INSTRUCTIONS FOR THE TASK -
Would you repeat the listing exactly but omit every picture?

::::

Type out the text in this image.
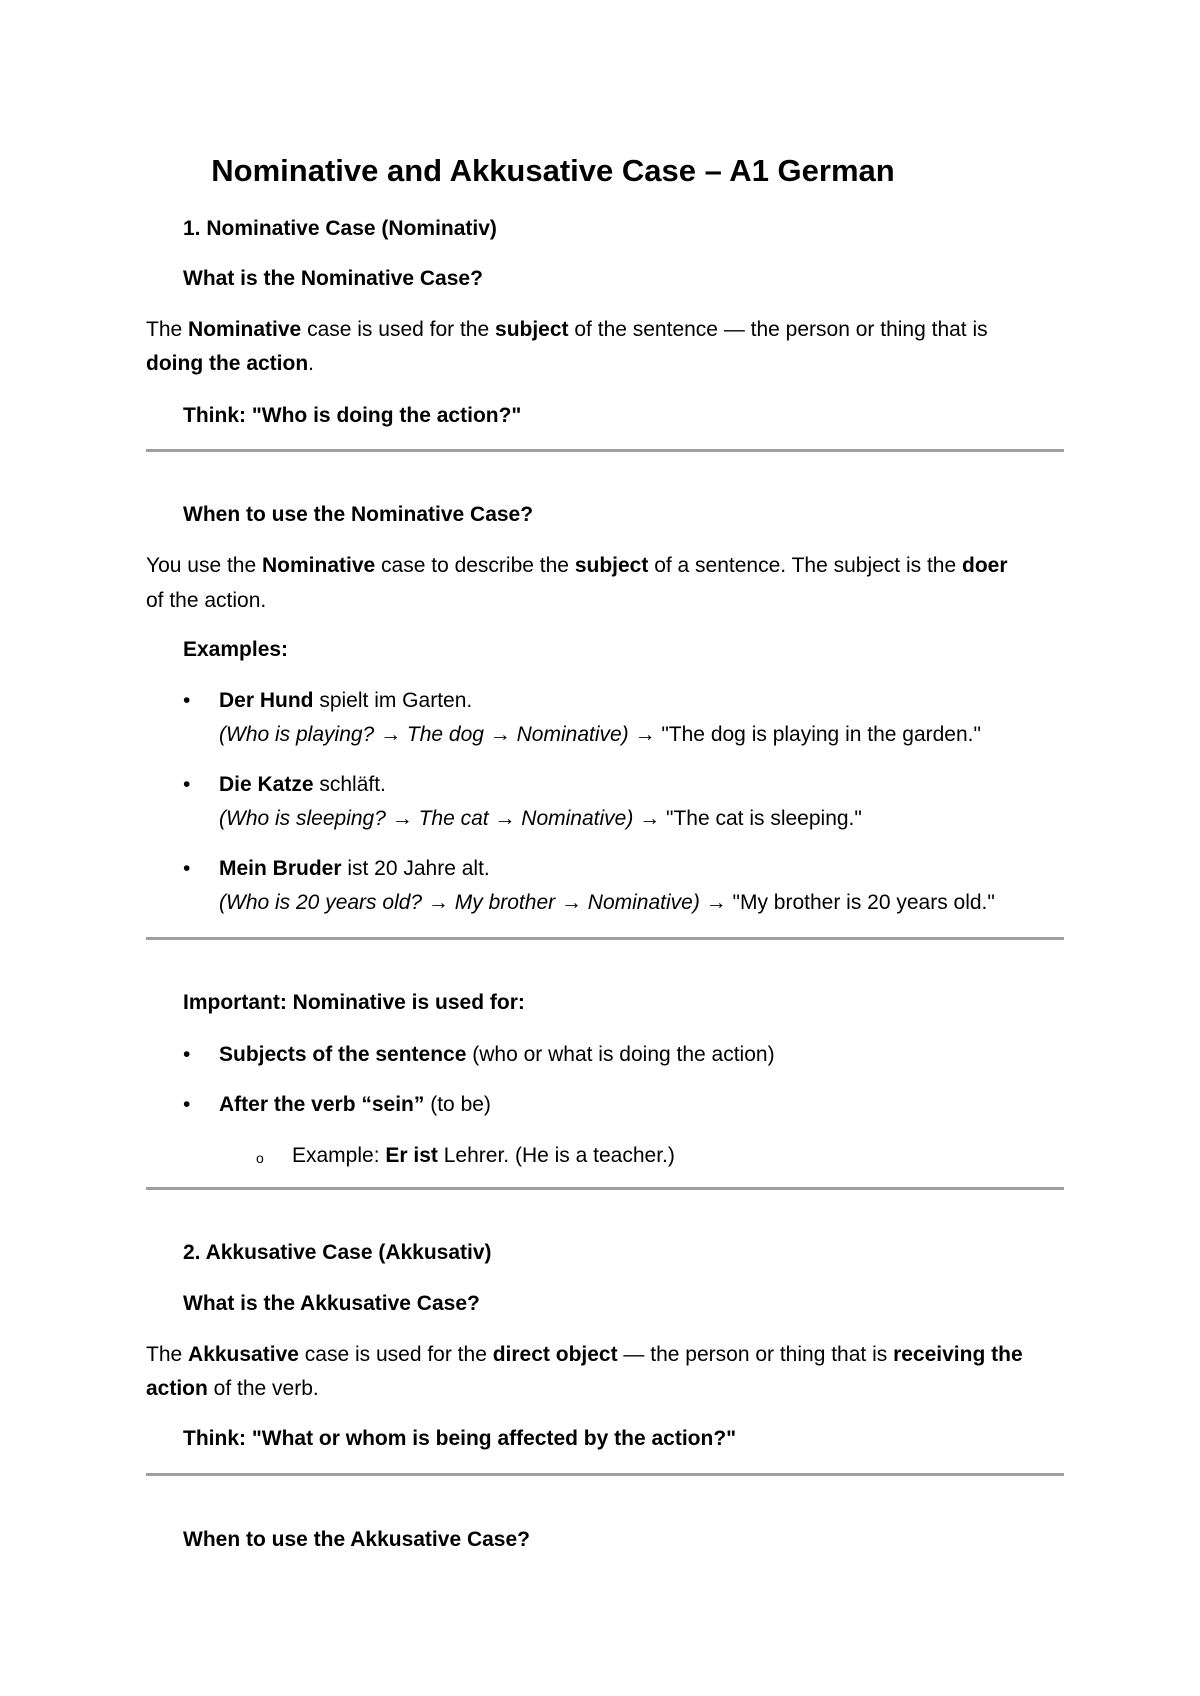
Nominative and Akkusative Case – A1 German

1. Nominative Case (Nominativ)

What is the Nominative Case?

The Nominative case is used for the subject of the sentence — the person or thing that is

doing the action.

Think: "Who is doing the action?"

When to use the Nominative Case?

You use the Nominative case to describe the subject of a sentence. The subject is the doer

of the action.

Examples:

•	Der Hund spielt im Garten.

(Who is playing? → The dog → Nominative) → "The dog is playing in the garden."

•	Die Katze schläft.

(Who is sleeping? → The cat → Nominative) → "The cat is sleeping."

•	Mein Bruder ist 20 Jahre alt.

(Who is 20 years old? → My brother → Nominative) → "My brother is 20 years old."

Important: Nominative is used for:

•	Subjects of the sentence (who or what is doing the action)

•	After the verb “sein” (to be)

o	Example: Er ist Lehrer. (He is a teacher.)

2. Akkusative Case (Akkusativ)

What is the Akkusative Case?

The Akkusative case is used for the direct object — the person or thing that is receiving the

action of the verb.

Think: "What or whom is being affected by the action?"

When to use the Akkusative Case?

::::

CORRECT RESPONSE -
Type out the text in this image.
Nominative and Akkusative Case – A1 German

1. Nominative Case (Nominativ)

What is the Nominative Case?

The Nominative case is used for the subject of the sentence — the person or thing that is

doing the action.

Think: "Who is doing the action?"

When to use the Nominative Case?

You use the Nominative case to describe the subject of a sentence. The subject is the doer

of the action.

Examples:

•	Der Hund spielt im Garten.

(Who is playing? → The dog → Nominative) → "The dog is playing in the garden."

•	Die Katze schläft.

(Who is sleeping? → The cat → Nominative) → "The cat is sleeping."

•	Mein Bruder ist 20 Jahre alt.

(Who is 20 years old? → My brother → Nominative) → "My brother is 20 years old."

Important: Nominative is used for:

•	Subjects of the sentence (who or what is doing the action)

•	After the verb “sein” (to be)

o	Example: Er ist Lehrer. (He is a teacher.)

2. Akkusative Case (Akkusativ)

What is the Akkusative Case?

The Akkusative case is used for the direct object — the person or thing that is receiving the

action of the verb.

Think: "What or whom is being affected by the action?"

When to use the Akkusative Case?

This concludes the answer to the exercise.